• INSTRUCTIONS FOR THE TASK
Count how many lines in this material contain "label". The answer is that number alone.

• EXERCISE INPUT

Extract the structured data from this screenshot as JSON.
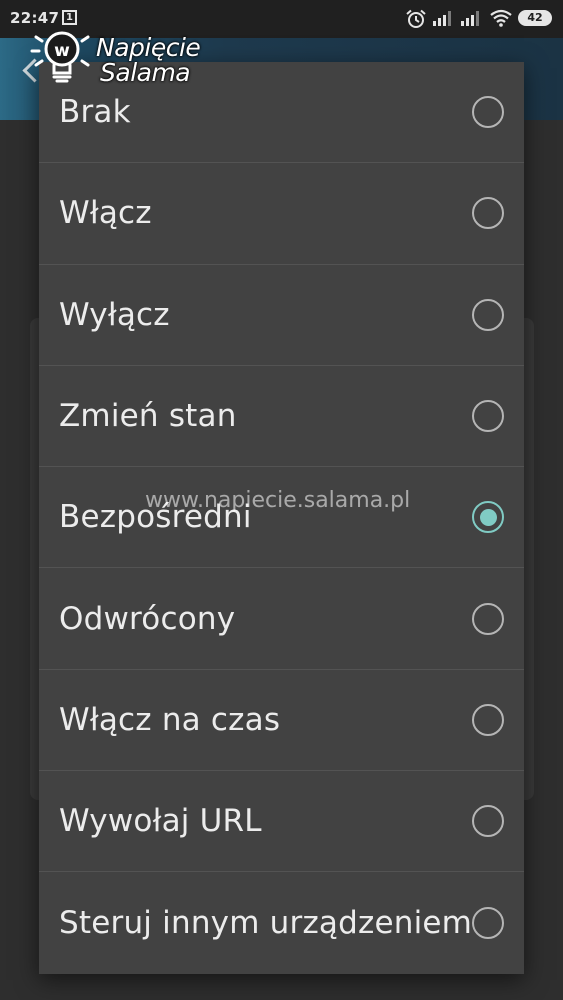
{
  "status_bar": {
    "time": "22:47",
    "notification_badge": "1",
    "battery": "42",
    "icons": [
      "alarm-icon",
      "signal-icon",
      "signal-icon",
      "wifi-icon",
      "battery-icon"
    ]
  },
  "watermark": {
    "logo_line1": "Napięcie",
    "logo_line2": "Salama",
    "url": "www.napiecie.salama.pl"
  },
  "dialog": {
    "selected_index": 4,
    "accent_color": "#80cbc4",
    "options": [
      {
        "label": "Brak",
        "selected": false
      },
      {
        "label": "Włącz",
        "selected": false
      },
      {
        "label": "Wyłącz",
        "selected": false
      },
      {
        "label": "Zmień stan",
        "selected": false
      },
      {
        "label": "Bezpośredni",
        "selected": true
      },
      {
        "label": "Odwrócony",
        "selected": false
      },
      {
        "label": "Włącz na czas",
        "selected": false
      },
      {
        "label": "Wywołaj URL",
        "selected": false
      },
      {
        "label": "Steruj innym urządzeniem",
        "selected": false
      }
    ]
  }
}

• THE COMPLETED TASK
9